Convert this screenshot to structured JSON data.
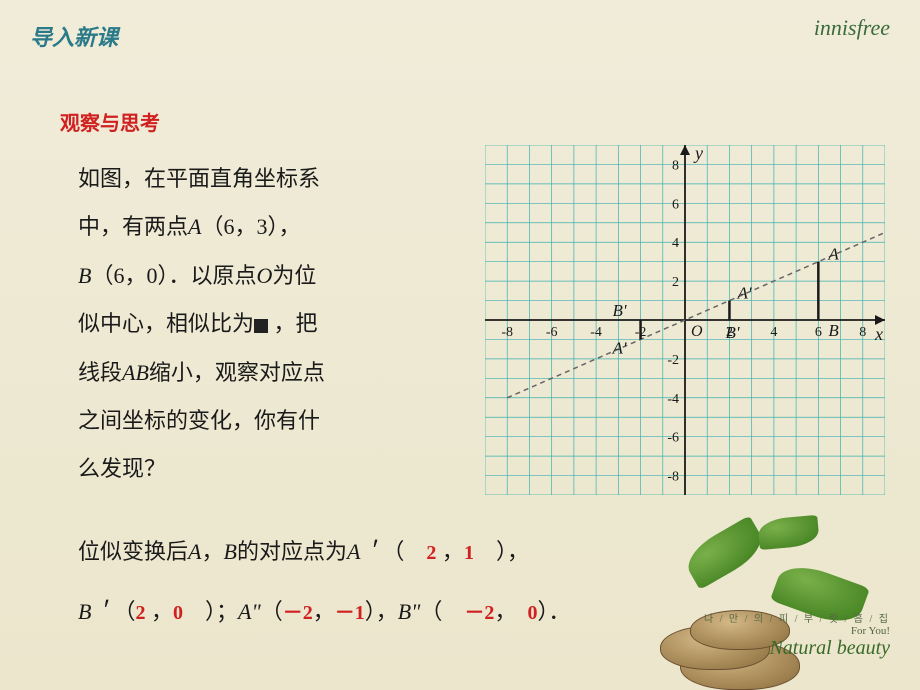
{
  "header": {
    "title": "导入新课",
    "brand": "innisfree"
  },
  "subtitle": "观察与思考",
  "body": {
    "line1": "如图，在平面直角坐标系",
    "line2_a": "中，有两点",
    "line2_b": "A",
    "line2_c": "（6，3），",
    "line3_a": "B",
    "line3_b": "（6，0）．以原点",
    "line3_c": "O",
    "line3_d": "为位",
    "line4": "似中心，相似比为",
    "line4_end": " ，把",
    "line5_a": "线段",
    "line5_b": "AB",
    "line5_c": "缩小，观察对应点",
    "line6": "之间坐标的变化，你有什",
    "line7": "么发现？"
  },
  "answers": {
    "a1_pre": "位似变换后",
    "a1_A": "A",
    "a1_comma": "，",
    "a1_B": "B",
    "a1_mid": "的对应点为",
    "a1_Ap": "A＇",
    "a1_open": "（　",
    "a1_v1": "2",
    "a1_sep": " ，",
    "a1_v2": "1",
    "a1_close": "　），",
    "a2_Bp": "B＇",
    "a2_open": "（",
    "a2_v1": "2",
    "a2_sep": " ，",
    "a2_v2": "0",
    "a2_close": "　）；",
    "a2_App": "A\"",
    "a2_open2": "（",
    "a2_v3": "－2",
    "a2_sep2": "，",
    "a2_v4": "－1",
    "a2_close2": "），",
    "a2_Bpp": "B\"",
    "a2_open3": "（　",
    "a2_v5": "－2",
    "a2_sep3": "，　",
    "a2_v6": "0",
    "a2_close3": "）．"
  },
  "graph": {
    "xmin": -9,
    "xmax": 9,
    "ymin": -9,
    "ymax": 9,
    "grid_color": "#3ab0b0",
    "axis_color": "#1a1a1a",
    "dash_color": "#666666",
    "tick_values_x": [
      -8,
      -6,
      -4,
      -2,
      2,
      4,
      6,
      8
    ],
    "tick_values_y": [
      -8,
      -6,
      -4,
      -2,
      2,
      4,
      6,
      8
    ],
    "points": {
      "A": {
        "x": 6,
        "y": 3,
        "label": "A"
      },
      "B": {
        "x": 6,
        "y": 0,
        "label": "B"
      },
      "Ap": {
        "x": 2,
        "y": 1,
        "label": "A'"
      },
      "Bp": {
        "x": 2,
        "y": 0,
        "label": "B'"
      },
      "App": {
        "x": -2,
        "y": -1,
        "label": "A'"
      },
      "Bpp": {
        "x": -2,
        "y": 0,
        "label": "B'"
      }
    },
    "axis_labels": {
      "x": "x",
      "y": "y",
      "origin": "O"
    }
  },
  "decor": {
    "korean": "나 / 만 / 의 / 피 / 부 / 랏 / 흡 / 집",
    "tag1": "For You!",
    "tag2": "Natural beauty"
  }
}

-=-=-=-=-

■ Your goal
Your task is to retype all the entries exactly and leave out any pictures.

■ Task output
Convert this screenshot to structured JSON data.
{
  "header": {
    "title": "导入新课",
    "brand": "innisfree"
  },
  "subtitle": "观察与思考",
  "body": {
    "line1": "如图，在平面直角坐标系",
    "line2_a": "中，有两点",
    "line2_b": "A",
    "line2_c": "（6，3），",
    "line3_a": "B",
    "line3_b": "（6，0）．以原点",
    "line3_c": "O",
    "line3_d": "为位",
    "line4": "似中心，相似比为",
    "line4_end": " ，把",
    "line5_a": "线段",
    "line5_b": "AB",
    "line5_c": "缩小，观察对应点",
    "line6": "之间坐标的变化，你有什",
    "line7": "么发现？"
  },
  "answers": {
    "a1_pre": "位似变换后",
    "a1_A": "A",
    "a1_comma": "，",
    "a1_B": "B",
    "a1_mid": "的对应点为",
    "a1_Ap": "A＇",
    "a1_open": "（　",
    "a1_v1": "2",
    "a1_sep": " ，",
    "a1_v2": "1",
    "a1_close": "　），",
    "a2_Bp": "B＇",
    "a2_open": "（",
    "a2_v1": "2",
    "a2_sep": " ，",
    "a2_v2": "0",
    "a2_close": "　）；",
    "a2_App": "A\"",
    "a2_open2": "（",
    "a2_v3": "－2",
    "a2_sep2": "，",
    "a2_v4": "－1",
    "a2_close2": "），",
    "a2_Bpp": "B\"",
    "a2_open3": "（　",
    "a2_v5": "－2",
    "a2_sep3": "，　",
    "a2_v6": "0",
    "a2_close3": "）．"
  },
  "graph": {
    "xmin": -9,
    "xmax": 9,
    "ymin": -9,
    "ymax": 9,
    "grid_color": "#3ab0b0",
    "axis_color": "#1a1a1a",
    "dash_color": "#666666",
    "tick_values_x": [
      -8,
      -6,
      -4,
      -2,
      2,
      4,
      6,
      8
    ],
    "tick_values_y": [
      -8,
      -6,
      -4,
      -2,
      2,
      4,
      6,
      8
    ],
    "points": {
      "A": {
        "x": 6,
        "y": 3,
        "label": "A"
      },
      "B": {
        "x": 6,
        "y": 0,
        "label": "B"
      },
      "Ap": {
        "x": 2,
        "y": 1,
        "label": "A'"
      },
      "Bp": {
        "x": 2,
        "y": 0,
        "label": "B'"
      },
      "App": {
        "x": -2,
        "y": -1,
        "label": "A'"
      },
      "Bpp": {
        "x": -2,
        "y": 0,
        "label": "B'"
      }
    },
    "axis_labels": {
      "x": "x",
      "y": "y",
      "origin": "O"
    }
  },
  "decor": {
    "korean": "나 / 만 / 의 / 피 / 부 / 랏 / 흡 / 집",
    "tag1": "For You!",
    "tag2": "Natural beauty"
  }
}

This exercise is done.